►
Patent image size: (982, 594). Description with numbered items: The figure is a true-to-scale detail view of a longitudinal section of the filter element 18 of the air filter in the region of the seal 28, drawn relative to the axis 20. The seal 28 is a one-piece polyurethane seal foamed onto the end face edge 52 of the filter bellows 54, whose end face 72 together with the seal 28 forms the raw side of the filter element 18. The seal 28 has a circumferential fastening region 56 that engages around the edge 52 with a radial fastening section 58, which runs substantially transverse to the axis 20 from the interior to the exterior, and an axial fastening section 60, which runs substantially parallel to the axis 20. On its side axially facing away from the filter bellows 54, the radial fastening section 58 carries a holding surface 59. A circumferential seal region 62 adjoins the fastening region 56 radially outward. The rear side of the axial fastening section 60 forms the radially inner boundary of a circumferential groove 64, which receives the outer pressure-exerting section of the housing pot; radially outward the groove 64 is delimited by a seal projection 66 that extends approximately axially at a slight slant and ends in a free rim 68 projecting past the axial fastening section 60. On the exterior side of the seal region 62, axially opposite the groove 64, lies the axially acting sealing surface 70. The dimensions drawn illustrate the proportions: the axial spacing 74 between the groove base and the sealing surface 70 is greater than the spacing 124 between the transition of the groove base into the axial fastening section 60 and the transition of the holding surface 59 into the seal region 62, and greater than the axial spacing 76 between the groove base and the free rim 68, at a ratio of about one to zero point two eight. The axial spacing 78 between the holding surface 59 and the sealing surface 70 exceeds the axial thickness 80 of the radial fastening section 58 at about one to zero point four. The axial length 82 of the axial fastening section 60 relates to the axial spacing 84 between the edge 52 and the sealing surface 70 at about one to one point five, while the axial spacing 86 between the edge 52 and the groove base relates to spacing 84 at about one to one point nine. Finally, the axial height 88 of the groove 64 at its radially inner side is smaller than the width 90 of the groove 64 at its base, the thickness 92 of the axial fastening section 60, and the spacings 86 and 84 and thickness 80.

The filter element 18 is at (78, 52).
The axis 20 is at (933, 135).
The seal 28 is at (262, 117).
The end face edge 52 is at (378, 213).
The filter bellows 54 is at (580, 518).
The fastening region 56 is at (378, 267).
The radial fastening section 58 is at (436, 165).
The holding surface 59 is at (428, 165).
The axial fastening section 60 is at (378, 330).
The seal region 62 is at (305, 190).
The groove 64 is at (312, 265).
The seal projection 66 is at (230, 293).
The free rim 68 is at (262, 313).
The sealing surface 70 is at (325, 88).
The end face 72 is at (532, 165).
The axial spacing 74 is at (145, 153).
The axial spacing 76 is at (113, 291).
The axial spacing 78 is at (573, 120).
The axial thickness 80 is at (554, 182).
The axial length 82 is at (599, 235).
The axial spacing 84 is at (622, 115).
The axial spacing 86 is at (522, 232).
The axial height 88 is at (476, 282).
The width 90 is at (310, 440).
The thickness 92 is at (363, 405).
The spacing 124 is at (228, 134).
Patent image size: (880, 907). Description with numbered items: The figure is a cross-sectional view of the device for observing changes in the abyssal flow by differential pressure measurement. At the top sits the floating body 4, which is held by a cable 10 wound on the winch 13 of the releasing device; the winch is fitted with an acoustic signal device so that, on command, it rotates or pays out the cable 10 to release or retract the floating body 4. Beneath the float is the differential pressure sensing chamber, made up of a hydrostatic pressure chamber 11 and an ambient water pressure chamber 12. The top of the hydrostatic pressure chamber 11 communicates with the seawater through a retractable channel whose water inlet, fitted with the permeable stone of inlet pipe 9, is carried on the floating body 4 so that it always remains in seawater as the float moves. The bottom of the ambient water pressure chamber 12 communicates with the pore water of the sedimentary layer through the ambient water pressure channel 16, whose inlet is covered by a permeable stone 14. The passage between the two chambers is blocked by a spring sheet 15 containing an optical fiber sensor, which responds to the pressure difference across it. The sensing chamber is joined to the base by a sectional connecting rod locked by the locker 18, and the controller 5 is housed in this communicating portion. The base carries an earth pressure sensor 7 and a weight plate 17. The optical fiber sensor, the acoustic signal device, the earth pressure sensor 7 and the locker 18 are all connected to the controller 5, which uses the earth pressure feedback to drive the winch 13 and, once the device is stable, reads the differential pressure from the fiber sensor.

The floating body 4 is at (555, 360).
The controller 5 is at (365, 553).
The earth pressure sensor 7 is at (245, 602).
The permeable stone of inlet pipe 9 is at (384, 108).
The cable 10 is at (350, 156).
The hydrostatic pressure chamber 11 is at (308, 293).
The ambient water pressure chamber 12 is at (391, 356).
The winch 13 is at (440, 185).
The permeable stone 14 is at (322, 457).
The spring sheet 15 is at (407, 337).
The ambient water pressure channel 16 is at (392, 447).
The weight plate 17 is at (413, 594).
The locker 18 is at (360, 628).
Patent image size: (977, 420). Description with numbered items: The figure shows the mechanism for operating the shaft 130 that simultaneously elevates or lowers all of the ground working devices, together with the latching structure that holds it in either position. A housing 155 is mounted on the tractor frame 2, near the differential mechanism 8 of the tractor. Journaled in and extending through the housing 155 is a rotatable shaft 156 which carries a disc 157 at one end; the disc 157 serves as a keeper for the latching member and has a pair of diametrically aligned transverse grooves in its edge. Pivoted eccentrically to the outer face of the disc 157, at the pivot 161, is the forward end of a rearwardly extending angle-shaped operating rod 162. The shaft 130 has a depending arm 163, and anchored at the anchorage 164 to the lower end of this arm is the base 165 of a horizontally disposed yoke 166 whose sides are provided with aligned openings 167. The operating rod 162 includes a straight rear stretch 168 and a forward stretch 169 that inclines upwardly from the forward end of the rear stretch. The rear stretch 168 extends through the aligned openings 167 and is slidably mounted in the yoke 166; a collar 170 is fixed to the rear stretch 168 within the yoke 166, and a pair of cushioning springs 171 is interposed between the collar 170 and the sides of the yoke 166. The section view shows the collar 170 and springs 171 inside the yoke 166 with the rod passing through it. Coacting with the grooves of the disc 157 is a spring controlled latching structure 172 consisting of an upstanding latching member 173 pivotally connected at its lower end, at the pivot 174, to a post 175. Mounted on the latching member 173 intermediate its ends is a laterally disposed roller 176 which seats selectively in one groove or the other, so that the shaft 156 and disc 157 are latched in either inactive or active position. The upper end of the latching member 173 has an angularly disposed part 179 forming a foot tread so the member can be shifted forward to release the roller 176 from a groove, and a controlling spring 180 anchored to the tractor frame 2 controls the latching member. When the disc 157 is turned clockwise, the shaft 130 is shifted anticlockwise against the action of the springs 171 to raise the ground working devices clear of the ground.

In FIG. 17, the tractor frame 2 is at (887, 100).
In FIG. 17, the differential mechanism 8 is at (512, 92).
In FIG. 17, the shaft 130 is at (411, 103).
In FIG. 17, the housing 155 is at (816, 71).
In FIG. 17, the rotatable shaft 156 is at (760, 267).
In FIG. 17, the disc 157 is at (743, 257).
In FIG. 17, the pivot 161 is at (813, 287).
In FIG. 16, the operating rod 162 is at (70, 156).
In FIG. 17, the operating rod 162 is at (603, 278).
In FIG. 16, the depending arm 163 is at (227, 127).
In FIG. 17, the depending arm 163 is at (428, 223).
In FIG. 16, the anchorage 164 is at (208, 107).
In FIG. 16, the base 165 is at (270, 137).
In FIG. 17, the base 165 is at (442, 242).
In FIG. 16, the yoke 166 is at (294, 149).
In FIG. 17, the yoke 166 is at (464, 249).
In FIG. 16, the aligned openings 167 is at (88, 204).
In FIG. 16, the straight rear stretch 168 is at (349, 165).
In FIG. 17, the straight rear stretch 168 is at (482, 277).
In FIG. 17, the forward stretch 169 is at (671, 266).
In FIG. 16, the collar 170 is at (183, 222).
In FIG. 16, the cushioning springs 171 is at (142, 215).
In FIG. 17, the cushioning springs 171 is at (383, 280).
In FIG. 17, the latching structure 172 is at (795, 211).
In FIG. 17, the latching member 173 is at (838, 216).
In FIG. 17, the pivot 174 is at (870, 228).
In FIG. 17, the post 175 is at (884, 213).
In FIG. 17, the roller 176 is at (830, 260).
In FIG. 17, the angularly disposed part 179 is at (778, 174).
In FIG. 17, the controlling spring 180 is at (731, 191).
◄
Gather every line in the rows above that contains the word "stone", and copy each of those lines in full.

COMPLETE OUTPUT>
Patent image size: (880, 907). Description with numbered items: The figure is a cross-sectional view of the device for observing changes in the abyssal flow by differential pressure measurement. At the top sits the floating body 4, which is held by a cable 10 wound on the winch 13 of the releasing device; the winch is fitted with an acoustic signal device so that, on command, it rotates or pays out the cable 10 to release or retract the floating body 4. Beneath the float is the differential pressure sensing chamber, made up of a hydrostatic pressure chamber 11 and an ambient water pressure chamber 12. The top of the hydrostatic pressure chamber 11 communicates with the seawater through a retractable channel whose water inlet, fitted with the permeable stone of inlet pipe 9, is carried on the floating body 4 so that it always remains in seawater as the float moves. The bottom of the ambient water pressure chamber 12 communicates with the pore water of the sedimentary layer through the ambient water pressure channel 16, whose inlet is covered by a permeable stone 14. The passage between the two chambers is blocked by a spring sheet 15 containing an optical fiber sensor, which responds to the pressure difference across it. The sensing chamber is joined to the base by a sectional connecting rod locked by the locker 18, and the controller 5 is housed in this communicating portion. The base carries an earth pressure sensor 7 and a weight plate 17. The optical fiber sensor, the acoustic signal device, the earth pressure sensor 7 and the locker 18 are all connected to the controller 5, which uses the earth pressure feedback to drive the winch 13 and, once the device is stable, reads the differential pressure from the fiber sensor.
The permeable stone of inlet pipe 9 is at (384, 108).
The permeable stone 14 is at (322, 457).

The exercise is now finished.